> _WORK REQUIRED_
Find every line in the records below that holds the word "полуплиты" and copy it.

:::

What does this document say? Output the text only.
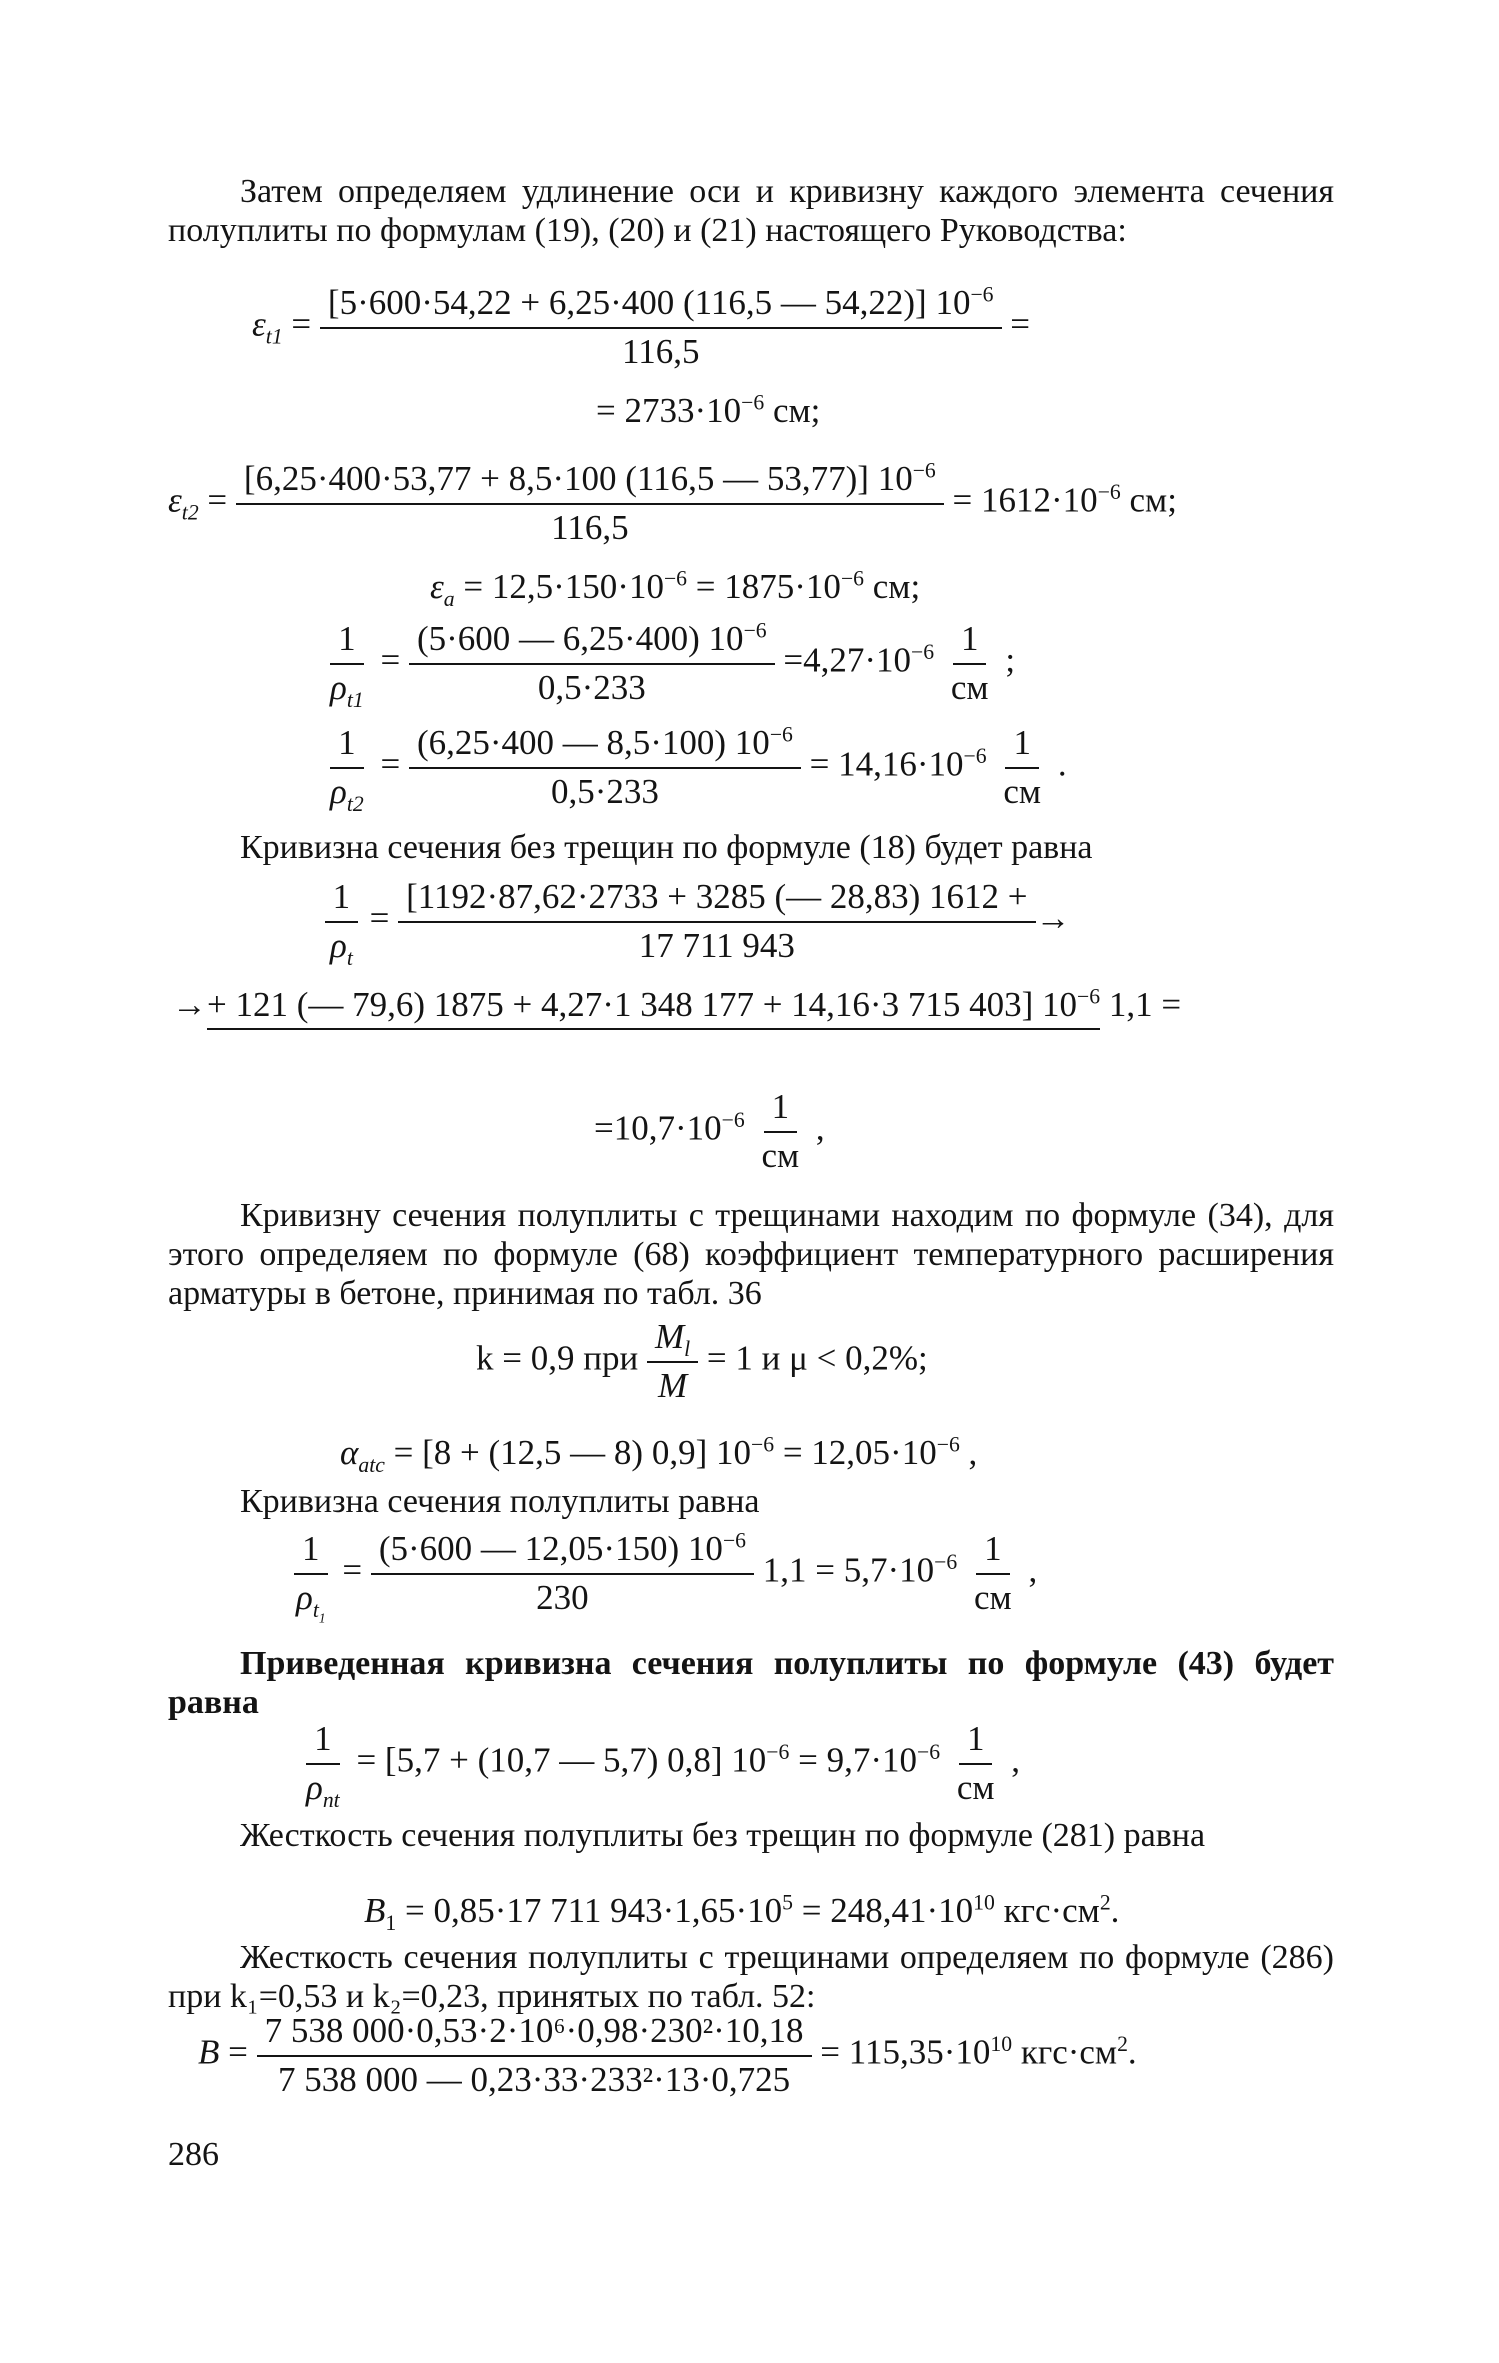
Затем определяем удлинение оси и кривизну каждого элемента сечения полуплиты по формулам (19), (20) и (21) настоящего Руководства:
$\varepsilon_{t1} = \frac{[5\cdot 600\cdot 54,22 + 6,25\cdot 400 (116,5 — 54,22)] 10^{-6}}{116,5}$ =
= $2733\cdot 10^{-6}$ см;
$\varepsilon_{t2} = \frac{[6,25\cdot 400\cdot 53,77 + 8,5\cdot 100 (116,5 — 53,77)] 10^{-6}}{116,5} = 1612\cdot 10^{-6}$ см;
$\varepsilon_a = 12,5\cdot 150\cdot 10^{-6} = 1875\cdot 10^{-6}$ см;
$\frac{1}{\rho_{t1}} = \frac{(5\cdot 600 — 6,25\cdot 400) 10^{-6}}{0,5\cdot 233} =4,27\cdot 10^{-6} \frac{1}{см}$ ;
$\frac{1}{\rho_{t2}} = \frac{(6,25\cdot 400 — 8,5\cdot 100) 10^{-6}}{0,5\cdot 233} = 14,16\cdot 10^{-6} \frac{1}{см}$ .
Кривизна сечения без трещин по формуле (18) будет равна
$\frac{1}{\rho_t} = \frac{[1192\cdot 87,62\cdot 2733 + 3285 (— 28,83) 1612 +}{17 711 943}$ →
→+ 121 (— 79,6) 1875 + 4,27·1 348 177 + 14,16·3 715 403] $10^{-6}$ 1,1 =
$=10,7\cdot 10^{-6} \frac{1}{см}$ ,
Кривизну сечения полуплиты с трещинами находим по формуле (34), для этого определяем по формуле (68) коэффициент температурного расширения арматуры в бетоне, принимая по табл. 36
k = 0,9 при $\frac{M_l}{M} = 1$ и μ < 0,2%;
$\alpha_{atc} = [8 + (12,5$ — 8) 0,9] $10^{-6} = 12,05\cdot 10^{-6}$ ,
Кривизна сечения полуплиты равна
$\frac{1}{\rho_{t_1}} = \frac{(5\cdot 600 — 12,05\cdot 150) 10^{-6}}{230} 1,1 = 5,7\cdot 10^{-6} \frac{1}{см}$ ,
Приведенная кривизна сечения полуплиты по формуле (43) будет равна
$\frac{1}{\rho_{nt}} = [5,7 + (10,7$ — 5,7) 0,8] $10^{-6} = 9,7\cdot 10^{-6} \frac{1}{см}$ ,
Жесткость сечения полуплиты без трещин по формуле (281) равна
$B_1 = 0,85\cdot 17$ 711 $943\cdot 1,65\cdot 10^5 = 248,41\cdot 10^{10}$ $кгс\cdot см^2$.
Жесткость сечения полуплиты с трещинами определяем по формуле (286) при k₁=0,53 и k₂=0,23, принятых по табл. 52:
$B = \frac{\text{7 538 000·0,53·2·10⁶·0,98·230²·10,18}}{\text{7 538 000 — 0,23·33·233²·13·0,725}} = 115,35\cdot 10^{10}$ $кгс\cdot см^2$.
286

:::

> _THE COMPLETED TASK_
Затем определяем удлинение оси и кривизну каждого элемента сечения полуплиты по формулам (19), (20) и (21) настоящего Руководства:
Кривизну сечения полуплиты с трещинами находим по формуле (34), для этого определяем по формуле (68) коэффициент температурного расширения арматуры в бетоне, принимая по табл. 36
Кривизна сечения полуплиты равна
Приведенная кривизна сечения полуплиты по формуле (43) будет равна
Жесткость сечения полуплиты без трещин по формуле (281) равна
Жесткость сечения полуплиты с трещинами определяем по формуле (286) при k₁=0,53 и k₂=0,23, принятых по табл. 52:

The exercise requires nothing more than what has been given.